## WHAT YOU SHOULD DO
What follows is a set of entries. Repeat them exactly, but not their pictures.

-------

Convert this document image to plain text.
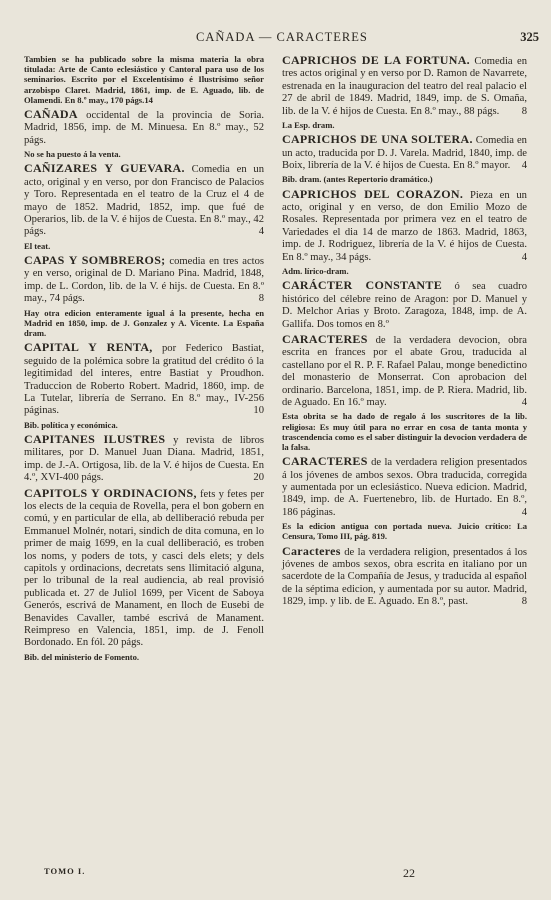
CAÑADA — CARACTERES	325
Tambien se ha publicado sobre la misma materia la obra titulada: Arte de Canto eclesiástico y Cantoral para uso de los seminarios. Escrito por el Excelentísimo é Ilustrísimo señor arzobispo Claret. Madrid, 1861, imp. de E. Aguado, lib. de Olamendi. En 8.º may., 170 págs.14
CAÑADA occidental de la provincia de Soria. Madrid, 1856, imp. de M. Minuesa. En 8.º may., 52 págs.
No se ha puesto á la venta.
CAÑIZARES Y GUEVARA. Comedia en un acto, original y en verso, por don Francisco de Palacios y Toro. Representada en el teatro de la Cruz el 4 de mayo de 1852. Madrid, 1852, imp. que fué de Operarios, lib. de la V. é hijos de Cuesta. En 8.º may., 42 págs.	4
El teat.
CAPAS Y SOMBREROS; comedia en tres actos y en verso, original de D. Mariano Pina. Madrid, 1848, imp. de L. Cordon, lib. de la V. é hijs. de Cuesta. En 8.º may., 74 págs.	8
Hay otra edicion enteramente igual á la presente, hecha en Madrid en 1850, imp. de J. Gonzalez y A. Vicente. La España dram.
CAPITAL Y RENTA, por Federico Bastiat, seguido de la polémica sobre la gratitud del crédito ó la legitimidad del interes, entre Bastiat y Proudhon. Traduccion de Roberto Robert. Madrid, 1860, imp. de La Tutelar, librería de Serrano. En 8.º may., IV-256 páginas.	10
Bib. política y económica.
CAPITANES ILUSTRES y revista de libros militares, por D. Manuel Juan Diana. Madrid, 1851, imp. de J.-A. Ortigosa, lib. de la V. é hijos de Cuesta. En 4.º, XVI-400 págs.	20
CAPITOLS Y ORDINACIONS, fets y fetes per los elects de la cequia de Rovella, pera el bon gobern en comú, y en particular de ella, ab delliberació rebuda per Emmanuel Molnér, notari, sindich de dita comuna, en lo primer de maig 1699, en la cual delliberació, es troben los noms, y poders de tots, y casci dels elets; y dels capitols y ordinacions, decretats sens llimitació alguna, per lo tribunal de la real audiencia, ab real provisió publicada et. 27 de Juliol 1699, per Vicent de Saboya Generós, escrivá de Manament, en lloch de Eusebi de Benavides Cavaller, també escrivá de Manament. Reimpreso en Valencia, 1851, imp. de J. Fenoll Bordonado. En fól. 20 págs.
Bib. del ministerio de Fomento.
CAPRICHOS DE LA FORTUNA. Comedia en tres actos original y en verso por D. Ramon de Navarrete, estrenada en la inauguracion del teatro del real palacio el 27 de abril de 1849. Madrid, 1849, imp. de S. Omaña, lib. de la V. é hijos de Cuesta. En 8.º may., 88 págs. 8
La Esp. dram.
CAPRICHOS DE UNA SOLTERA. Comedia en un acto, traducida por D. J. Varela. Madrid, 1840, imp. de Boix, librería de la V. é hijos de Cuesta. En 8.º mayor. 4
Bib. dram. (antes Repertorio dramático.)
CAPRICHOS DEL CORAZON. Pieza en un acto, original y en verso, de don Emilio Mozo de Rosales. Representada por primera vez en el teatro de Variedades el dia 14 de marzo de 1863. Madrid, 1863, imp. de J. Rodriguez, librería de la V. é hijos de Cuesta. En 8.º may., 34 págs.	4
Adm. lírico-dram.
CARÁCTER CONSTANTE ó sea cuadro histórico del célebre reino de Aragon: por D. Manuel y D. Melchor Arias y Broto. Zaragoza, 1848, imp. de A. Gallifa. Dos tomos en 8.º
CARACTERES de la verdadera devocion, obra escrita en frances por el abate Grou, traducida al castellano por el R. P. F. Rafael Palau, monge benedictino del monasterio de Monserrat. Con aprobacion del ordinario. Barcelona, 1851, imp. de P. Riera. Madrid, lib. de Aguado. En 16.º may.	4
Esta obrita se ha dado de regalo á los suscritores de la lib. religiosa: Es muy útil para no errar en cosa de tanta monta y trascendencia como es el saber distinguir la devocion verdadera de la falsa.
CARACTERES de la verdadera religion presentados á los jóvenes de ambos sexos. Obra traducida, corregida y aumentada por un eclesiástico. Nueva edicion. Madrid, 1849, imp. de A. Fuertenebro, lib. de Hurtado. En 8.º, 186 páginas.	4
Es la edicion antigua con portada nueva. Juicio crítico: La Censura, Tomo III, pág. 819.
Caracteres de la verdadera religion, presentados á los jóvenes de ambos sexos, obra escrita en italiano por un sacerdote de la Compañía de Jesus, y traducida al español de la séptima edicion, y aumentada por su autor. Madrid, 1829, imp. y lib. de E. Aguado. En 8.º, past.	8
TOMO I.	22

-------

## EXERCISE RESPONSE
Convert this document image to plain text.
CAÑADA — CARACTERES	325
Tambien se ha publicado sobre la misma materia la obra titulada: Arte de Canto eclesiástico y Cantoral para uso de los seminarios. Escrito por el Excelentísimo é Ilustrísimo señor arzobispo Claret. Madrid, 1861, imp. de E. Aguado, lib. de Olamendi. En 8.º may., 170 págs.14
CAÑADA occidental de la provincia de Soria. Madrid, 1856, imp. de M. Minuesa. En 8.º may., 52 págs.
No se ha puesto á la venta.
CAÑIZARES Y GUEVARA. Comedia en un acto, original y en verso, por don Francisco de Palacios y Toro. Representada en el teatro de la Cruz el 4 de mayo de 1852. Madrid, 1852, imp. que fué de Operarios, lib. de la V. é hijos de Cuesta. En 8.º may., 42 págs.	4
El teat.
CAPAS Y SOMBREROS; comedia en tres actos y en verso, original de D. Mariano Pina. Madrid, 1848, imp. de L. Cordon, lib. de la V. é hijs. de Cuesta. En 8.º may., 74 págs.	8
Hay otra edicion enteramente igual á la presente, hecha en Madrid en 1850, imp. de J. Gonzalez y A. Vicente. La España dram.
CAPITAL Y RENTA, por Federico Bastiat, seguido de la polémica sobre la gratitud del crédito ó la legitimidad del interes, entre Bastiat y Proudhon. Traduccion de Roberto Robert. Madrid, 1860, imp. de La Tutelar, librería de Serrano. En 8.º may., IV-256 páginas.	10
Bib. política y económica.
CAPITANES ILUSTRES y revista de libros militares, por D. Manuel Juan Diana. Madrid, 1851, imp. de J.-A. Ortigosa, lib. de la V. é hijos de Cuesta. En 4.º, XVI-400 págs.	20
CAPITOLS Y ORDINACIONS, fets y fetes per los elects de la cequia de Rovella, pera el bon gobern en comú, y en particular de ella, ab delliberació rebuda per Emmanuel Molnér, notari, sindich de dita comuna, en lo primer de maig 1699, en la cual delliberació, es troben los noms, y poders de tots, y casci dels elets; y dels capitols y ordinacions, decretats sens llimitació alguna, per lo tribunal de la real audiencia, ab real provisió publicada et. 27 de Juliol 1699, per Vicent de Saboya Generós, escrivá de Manament, en lloch de Eusebi de Benavides Cavaller, també escrivá de Manament. Reimpreso en Valencia, 1851, imp. de J. Fenoll Bordonado. En fól. 20 págs.
Bib. del ministerio de Fomento.
CAPRICHOS DE LA FORTUNA. Comedia en tres actos original y en verso por D. Ramon de Navarrete, estrenada en la inauguracion del teatro del real palacio el 27 de abril de 1849. Madrid, 1849, imp. de S. Omaña, lib. de la V. é hijos de Cuesta. En 8.º may., 88 págs. 8
La Esp. dram.
CAPRICHOS DE UNA SOLTERA. Comedia en un acto, traducida por D. J. Varela. Madrid, 1840, imp. de Boix, librería de la V. é hijos de Cuesta. En 8.º mayor. 4
Bib. dram. (antes Repertorio dramático.)
CAPRICHOS DEL CORAZON. Pieza en un acto, original y en verso, de don Emilio Mozo de Rosales. Representada por primera vez en el teatro de Variedades el dia 14 de marzo de 1863. Madrid, 1863, imp. de J. Rodriguez, librería de la V. é hijos de Cuesta. En 8.º may., 34 págs.	4
Adm. lírico-dram.
CARÁCTER CONSTANTE ó sea cuadro histórico del célebre reino de Aragon: por D. Manuel y D. Melchor Arias y Broto. Zaragoza, 1848, imp. de A. Gallifa. Dos tomos en 8.º
CARACTERES de la verdadera devocion, obra escrita en frances por el abate Grou, traducida al castellano por el R. P. F. Rafael Palau, monge benedictino del monasterio de Monserrat. Con aprobacion del ordinario. Barcelona, 1851, imp. de P. Riera. Madrid, lib. de Aguado. En 16.º may.	4
Esta obrita se ha dado de regalo á los suscritores de la lib. religiosa: Es muy útil para no errar en cosa de tanta monta y trascendencia como es el saber distinguir la devocion verdadera de la falsa.
CARACTERES de la verdadera religion presentados á los jóvenes de ambos sexos. Obra traducida, corregida y aumentada por un eclesiástico. Nueva edicion. Madrid, 1849, imp. de A. Fuertenebro, lib. de Hurtado. En 8.º, 186 páginas.	4
Es la edicion antigua con portada nueva. Juicio crítico: La Censura, Tomo III, pág. 819.
Caracteres de la verdadera religion, presentados á los jóvenes de ambos sexos, obra escrita en italiano por un sacerdote de la Compañía de Jesus, y traducida al español de la séptima edicion, y aumentada por su autor. Madrid, 1829, imp. y lib. de E. Aguado. En 8.º, past.	8
TOMO I.	22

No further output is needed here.